= Prompt =
Go through the data below and transcribe it exactly. Omit the images.

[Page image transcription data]

************

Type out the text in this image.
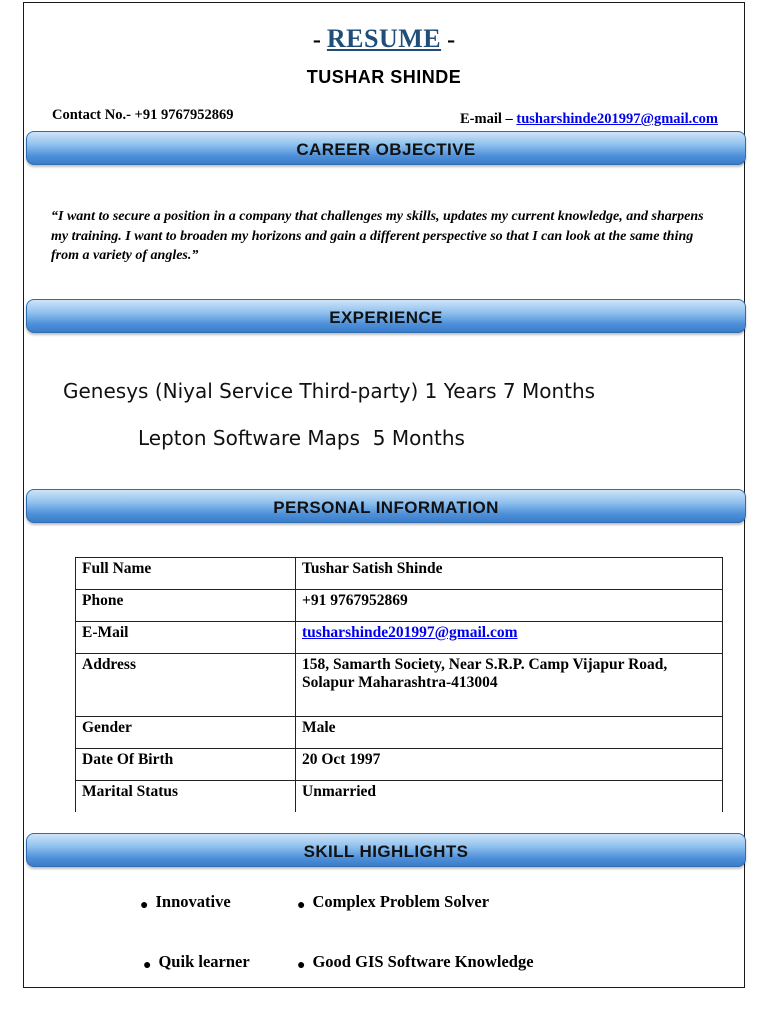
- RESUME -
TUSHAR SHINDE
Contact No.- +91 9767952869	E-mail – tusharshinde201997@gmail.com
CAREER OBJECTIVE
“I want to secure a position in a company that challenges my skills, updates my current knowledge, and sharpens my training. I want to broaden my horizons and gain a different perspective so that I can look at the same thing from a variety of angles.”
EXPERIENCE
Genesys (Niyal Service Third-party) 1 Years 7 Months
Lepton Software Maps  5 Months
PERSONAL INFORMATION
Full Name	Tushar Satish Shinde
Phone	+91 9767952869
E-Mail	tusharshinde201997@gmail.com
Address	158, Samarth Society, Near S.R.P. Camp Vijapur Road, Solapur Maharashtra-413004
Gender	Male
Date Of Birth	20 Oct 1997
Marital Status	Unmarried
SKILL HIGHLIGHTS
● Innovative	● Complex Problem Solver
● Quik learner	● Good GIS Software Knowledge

************

= Written solution =
Type out the text in this image.
- RESUME -
TUSHAR SHINDE
Contact No.- +91 9767952869	E-mail – tusharshinde201997@gmail.com
CAREER OBJECTIVE
“I want to secure a position in a company that challenges my skills, updates my current knowledge, and sharpens my training. I want to broaden my horizons and gain a different perspective so that I can look at the same thing from a variety of angles.”
EXPERIENCE
Genesys (Niyal Service Third-party) 1 Years 7 Months
Lepton Software Maps  5 Months
PERSONAL INFORMATION
Full Name	Tushar Satish Shinde
Phone	+91 9767952869
E-Mail	tusharshinde201997@gmail.com
Address	158, Samarth Society, Near S.R.P. Camp Vijapur Road, Solapur Maharashtra-413004
Gender	Male
Date Of Birth	20 Oct 1997
Marital Status	Unmarried
SKILL HIGHLIGHTS
● Innovative	● Complex Problem Solver
● Quik learner	● Good GIS Software Knowledge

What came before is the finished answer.